- _PROBLEM DESCRIPTION_
Repeat every line exactly, keeping the pictures out of the copy.

[Stored items]

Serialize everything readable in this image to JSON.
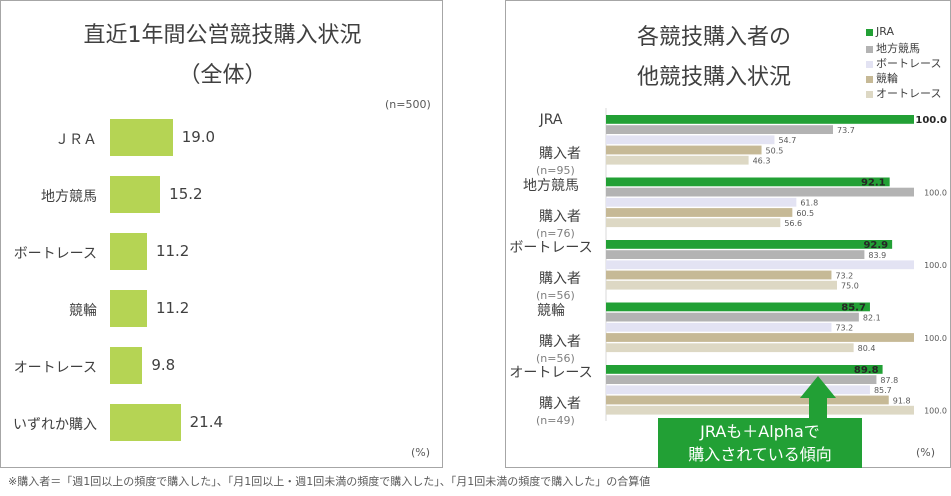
{
  "left_chart": {
    "title_line1": "直近1年間公営競技購入状況",
    "title_line2": "（全体）",
    "n_label": "(n=500)",
    "unit": "(%)"
  },
  "right_chart": {
    "title_line1": "各競技購入者の",
    "title_line2": "他競技購入状況",
    "unit": "(%)",
    "callout_line1": "JRAも＋Alphaで",
    "callout_line2": "購入されている傾向"
  },
  "footnote": "※購入者＝「週1回以上の頻度で購入した」、「月1回以上・週1回未満の頻度で購入した」、「月1回未満の頻度で購入した」の合算値",
  "chart_data": [
    {
      "type": "bar",
      "orientation": "horizontal",
      "title": "直近1年間公営競技購入状況（全体）",
      "categories": [
        "ＪＲＡ",
        "地方競馬",
        "ボートレース",
        "競輪",
        "オートレース",
        "いずれか購入"
      ],
      "values": [
        19.0,
        15.2,
        11.2,
        11.2,
        9.8,
        21.4
      ],
      "value_labels": [
        "19.0",
        "15.2",
        "11.2",
        "11.2",
        "9.8",
        "21.4"
      ],
      "color": "#b5d454",
      "xlim": [
        0,
        100
      ],
      "grid": false
    },
    {
      "type": "bar",
      "orientation": "horizontal",
      "title": "各競技購入者の他競技購入状況",
      "groups": [
        {
          "label": "JRA",
          "label2": "購入者",
          "n": "(n=95)"
        },
        {
          "label": "地方競馬",
          "label2": "購入者",
          "n": "(n=76)"
        },
        {
          "label": "ボートレース",
          "label2": "購入者",
          "n": "(n=56)"
        },
        {
          "label": "競輪",
          "label2": "購入者",
          "n": "(n=56)"
        },
        {
          "label": "オートレース",
          "label2": "購入者",
          "n": "(n=49)"
        }
      ],
      "series": [
        {
          "name": "JRA",
          "color": "#22a035",
          "values": [
            100.0,
            92.1,
            92.9,
            85.7,
            89.8
          ],
          "labels": [
            "100.0",
            "92.1",
            "92.9",
            "85.7",
            "89.8"
          ]
        },
        {
          "name": "地方競馬",
          "color": "#b3b3b3",
          "values": [
            73.7,
            100.0,
            83.9,
            82.1,
            87.8
          ],
          "labels": [
            "73.7",
            "100.0",
            "83.9",
            "82.1",
            "87.8"
          ]
        },
        {
          "name": "ボートレース",
          "color": "#e3e3f3",
          "values": [
            54.7,
            61.8,
            100.0,
            73.2,
            85.7
          ],
          "labels": [
            "54.7",
            "61.8",
            "100.0",
            "73.2",
            "85.7"
          ]
        },
        {
          "name": "競輪",
          "color": "#c6b996",
          "values": [
            50.5,
            60.5,
            73.2,
            100.0,
            91.8
          ],
          "labels": [
            "50.5",
            "60.5",
            "73.2",
            "100.0",
            "91.8"
          ]
        },
        {
          "name": "オートレース",
          "color": "#ddd8c4",
          "values": [
            46.3,
            56.6,
            75.0,
            80.4,
            100.0
          ],
          "labels": [
            "46.3",
            "56.6",
            "75.0",
            "80.4",
            "100.0"
          ]
        }
      ],
      "xlim": [
        0,
        100
      ],
      "legend": "top-right",
      "grid": false
    }
  ]
}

- _EXERCISE ANSWER_
Serialize everything readable in this image to JSON.
{
  "left_chart": {
    "title_line1": "直近1年間公営競技購入状況",
    "title_line2": "（全体）",
    "n_label": "(n=500)",
    "unit": "(%)"
  },
  "right_chart": {
    "title_line1": "各競技購入者の",
    "title_line2": "他競技購入状況",
    "unit": "(%)",
    "callout_line1": "JRAも＋Alphaで",
    "callout_line2": "購入されている傾向"
  },
  "footnote": "※購入者＝「週1回以上の頻度で購入した」、「月1回以上・週1回未満の頻度で購入した」、「月1回未満の頻度で購入した」の合算値",
  "chart_data": [
    {
      "type": "bar",
      "orientation": "horizontal",
      "title": "直近1年間公営競技購入状況（全体）",
      "categories": [
        "ＪＲＡ",
        "地方競馬",
        "ボートレース",
        "競輪",
        "オートレース",
        "いずれか購入"
      ],
      "values": [
        19.0,
        15.2,
        11.2,
        11.2,
        9.8,
        21.4
      ],
      "value_labels": [
        "19.0",
        "15.2",
        "11.2",
        "11.2",
        "9.8",
        "21.4"
      ],
      "color": "#b5d454",
      "xlim": [
        0,
        100
      ],
      "grid": false
    },
    {
      "type": "bar",
      "orientation": "horizontal",
      "title": "各競技購入者の他競技購入状況",
      "groups": [
        {
          "label": "JRA",
          "label2": "購入者",
          "n": "(n=95)"
        },
        {
          "label": "地方競馬",
          "label2": "購入者",
          "n": "(n=76)"
        },
        {
          "label": "ボートレース",
          "label2": "購入者",
          "n": "(n=56)"
        },
        {
          "label": "競輪",
          "label2": "購入者",
          "n": "(n=56)"
        },
        {
          "label": "オートレース",
          "label2": "購入者",
          "n": "(n=49)"
        }
      ],
      "series": [
        {
          "name": "JRA",
          "color": "#22a035",
          "values": [
            100.0,
            92.1,
            92.9,
            85.7,
            89.8
          ],
          "labels": [
            "100.0",
            "92.1",
            "92.9",
            "85.7",
            "89.8"
          ]
        },
        {
          "name": "地方競馬",
          "color": "#b3b3b3",
          "values": [
            73.7,
            100.0,
            83.9,
            82.1,
            87.8
          ],
          "labels": [
            "73.7",
            "100.0",
            "83.9",
            "82.1",
            "87.8"
          ]
        },
        {
          "name": "ボートレース",
          "color": "#e3e3f3",
          "values": [
            54.7,
            61.8,
            100.0,
            73.2,
            85.7
          ],
          "labels": [
            "54.7",
            "61.8",
            "100.0",
            "73.2",
            "85.7"
          ]
        },
        {
          "name": "競輪",
          "color": "#c6b996",
          "values": [
            50.5,
            60.5,
            73.2,
            100.0,
            91.8
          ],
          "labels": [
            "50.5",
            "60.5",
            "73.2",
            "100.0",
            "91.8"
          ]
        },
        {
          "name": "オートレース",
          "color": "#ddd8c4",
          "values": [
            46.3,
            56.6,
            75.0,
            80.4,
            100.0
          ],
          "labels": [
            "46.3",
            "56.6",
            "75.0",
            "80.4",
            "100.0"
          ]
        }
      ],
      "xlim": [
        0,
        100
      ],
      "legend": "top-right",
      "grid": false
    }
  ]
}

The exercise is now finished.